● What you have to do
Could you write out the records below exactly as they appear?

● Records to use

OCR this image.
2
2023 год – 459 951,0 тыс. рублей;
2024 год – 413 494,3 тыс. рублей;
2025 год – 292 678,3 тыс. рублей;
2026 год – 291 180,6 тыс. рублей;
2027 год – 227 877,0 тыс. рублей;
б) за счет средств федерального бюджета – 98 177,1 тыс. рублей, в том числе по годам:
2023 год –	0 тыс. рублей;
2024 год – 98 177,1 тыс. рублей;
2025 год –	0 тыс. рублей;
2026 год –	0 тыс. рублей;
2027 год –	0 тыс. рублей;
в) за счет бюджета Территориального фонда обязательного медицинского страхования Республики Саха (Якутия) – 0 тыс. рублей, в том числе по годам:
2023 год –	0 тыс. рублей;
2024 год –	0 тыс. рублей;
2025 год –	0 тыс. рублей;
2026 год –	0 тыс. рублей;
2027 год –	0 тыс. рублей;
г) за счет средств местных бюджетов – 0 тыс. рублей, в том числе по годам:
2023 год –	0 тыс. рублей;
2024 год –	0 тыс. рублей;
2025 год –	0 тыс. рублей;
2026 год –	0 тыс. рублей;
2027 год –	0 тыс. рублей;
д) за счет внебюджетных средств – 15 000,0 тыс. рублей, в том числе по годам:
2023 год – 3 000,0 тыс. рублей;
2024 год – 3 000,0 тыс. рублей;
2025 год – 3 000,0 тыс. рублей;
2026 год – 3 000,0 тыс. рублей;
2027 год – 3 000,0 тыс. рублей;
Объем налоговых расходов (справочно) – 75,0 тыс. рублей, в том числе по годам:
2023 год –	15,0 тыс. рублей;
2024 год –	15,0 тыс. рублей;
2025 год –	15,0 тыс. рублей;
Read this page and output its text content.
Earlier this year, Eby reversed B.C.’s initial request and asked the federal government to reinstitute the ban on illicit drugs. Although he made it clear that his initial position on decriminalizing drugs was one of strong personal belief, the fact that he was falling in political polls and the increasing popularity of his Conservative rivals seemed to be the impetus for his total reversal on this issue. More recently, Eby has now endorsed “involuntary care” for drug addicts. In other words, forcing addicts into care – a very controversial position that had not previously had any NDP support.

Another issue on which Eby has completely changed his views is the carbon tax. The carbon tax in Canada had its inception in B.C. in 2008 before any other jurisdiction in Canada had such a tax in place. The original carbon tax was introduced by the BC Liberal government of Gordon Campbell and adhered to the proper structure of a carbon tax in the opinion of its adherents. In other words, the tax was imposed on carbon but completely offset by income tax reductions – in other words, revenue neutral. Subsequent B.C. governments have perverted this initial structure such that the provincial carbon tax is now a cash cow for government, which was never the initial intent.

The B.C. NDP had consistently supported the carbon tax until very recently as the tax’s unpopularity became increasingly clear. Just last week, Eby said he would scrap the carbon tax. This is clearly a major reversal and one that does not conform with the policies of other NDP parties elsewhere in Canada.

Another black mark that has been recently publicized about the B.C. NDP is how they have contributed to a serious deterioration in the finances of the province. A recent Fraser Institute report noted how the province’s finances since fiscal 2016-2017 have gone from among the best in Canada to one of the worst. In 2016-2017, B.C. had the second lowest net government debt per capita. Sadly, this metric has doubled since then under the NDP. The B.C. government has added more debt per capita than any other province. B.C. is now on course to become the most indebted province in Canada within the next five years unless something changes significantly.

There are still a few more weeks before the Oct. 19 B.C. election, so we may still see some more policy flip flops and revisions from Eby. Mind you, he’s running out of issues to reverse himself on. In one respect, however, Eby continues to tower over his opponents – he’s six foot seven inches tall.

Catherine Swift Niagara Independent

● Problem solution
OCR this image.
2
2023 год – 459 951,0 тыс. рублей;
2024 год – 413 494,3 тыс. рублей;
2025 год – 292 678,3 тыс. рублей;
2026 год – 291 180,6 тыс. рублей;
2027 год – 227 877,0 тыс. рублей;
б) за счет средств федерального бюджета – 98 177,1 тыс. рублей, в том числе по годам:
2023 год –	0 тыс. рублей;
2024 год – 98 177,1 тыс. рублей;
2025 год –	0 тыс. рублей;
2026 год –	0 тыс. рублей;
2027 год –	0 тыс. рублей;
в) за счет бюджета Территориального фонда обязательного медицинского страхования Республики Саха (Якутия) – 0 тыс. рублей, в том числе по годам:
2023 год –	0 тыс. рублей;
2024 год –	0 тыс. рублей;
2025 год –	0 тыс. рублей;
2026 год –	0 тыс. рублей;
2027 год –	0 тыс. рублей;
г) за счет средств местных бюджетов – 0 тыс. рублей, в том числе по годам:
2023 год –	0 тыс. рублей;
2024 год –	0 тыс. рублей;
2025 год –	0 тыс. рублей;
2026 год –	0 тыс. рублей;
2027 год –	0 тыс. рублей;
д) за счет внебюджетных средств – 15 000,0 тыс. рублей, в том числе по годам:
2023 год – 3 000,0 тыс. рублей;
2024 год – 3 000,0 тыс. рублей;
2025 год – 3 000,0 тыс. рублей;
2026 год – 3 000,0 тыс. рублей;
2027 год – 3 000,0 тыс. рублей;
Объем налоговых расходов (справочно) – 75,0 тыс. рублей, в том числе по годам:
2023 год –	15,0 тыс. рублей;
2024 год –	15,0 тыс. рублей;
2025 год –	15,0 тыс. рублей;
Read this page and output its text content.
Earlier this year, Eby reversed B.C.’s initial request and asked the federal government to reinstitute the ban on illicit drugs. Although he made it clear that his initial position on decriminalizing drugs was one of strong personal belief, the fact that he was falling in political polls and the increasing popularity of his Conservative rivals seemed to be the impetus for his total reversal on this issue. More recently, Eby has now endorsed “involuntary care” for drug addicts. In other words, forcing addicts into care – a very controversial position that had not previously had any NDP support.

Another issue on which Eby has completely changed his views is the carbon tax. The carbon tax in Canada had its inception in B.C. in 2008 before any other jurisdiction in Canada had such a tax in place. The original carbon tax was introduced by the BC Liberal government of Gordon Campbell and adhered to the proper structure of a carbon tax in the opinion of its adherents. In other words, the tax was imposed on carbon but completely offset by income tax reductions – in other words, revenue neutral. Subsequent B.C. governments have perverted this initial structure such that the provincial carbon tax is now a cash cow for government, which was never the initial intent.

The B.C. NDP had consistently supported the carbon tax until very recently as the tax’s unpopularity became increasingly clear. Just last week, Eby said he would scrap the carbon tax. This is clearly a major reversal and one that does not conform with the policies of other NDP parties elsewhere in Canada.

Another black mark that has been recently publicized about the B.C. NDP is how they have contributed to a serious deterioration in the finances of the province. A recent Fraser Institute report noted how the province’s finances since fiscal 2016-2017 have gone from among the best in Canada to one of the worst. In 2016-2017, B.C. had the second lowest net government debt per capita. Sadly, this metric has doubled since then under the NDP. The B.C. government has added more debt per capita than any other province. B.C. is now on course to become the most indebted province in Canada within the next five years unless something changes significantly.

There are still a few more weeks before the Oct. 19 B.C. election, so we may still see some more policy flip flops and revisions from Eby. Mind you, he’s running out of issues to reverse himself on. In one respect, however, Eby continues to tower over his opponents – he’s six foot seven inches tall.

Catherine Swift Niagara Independent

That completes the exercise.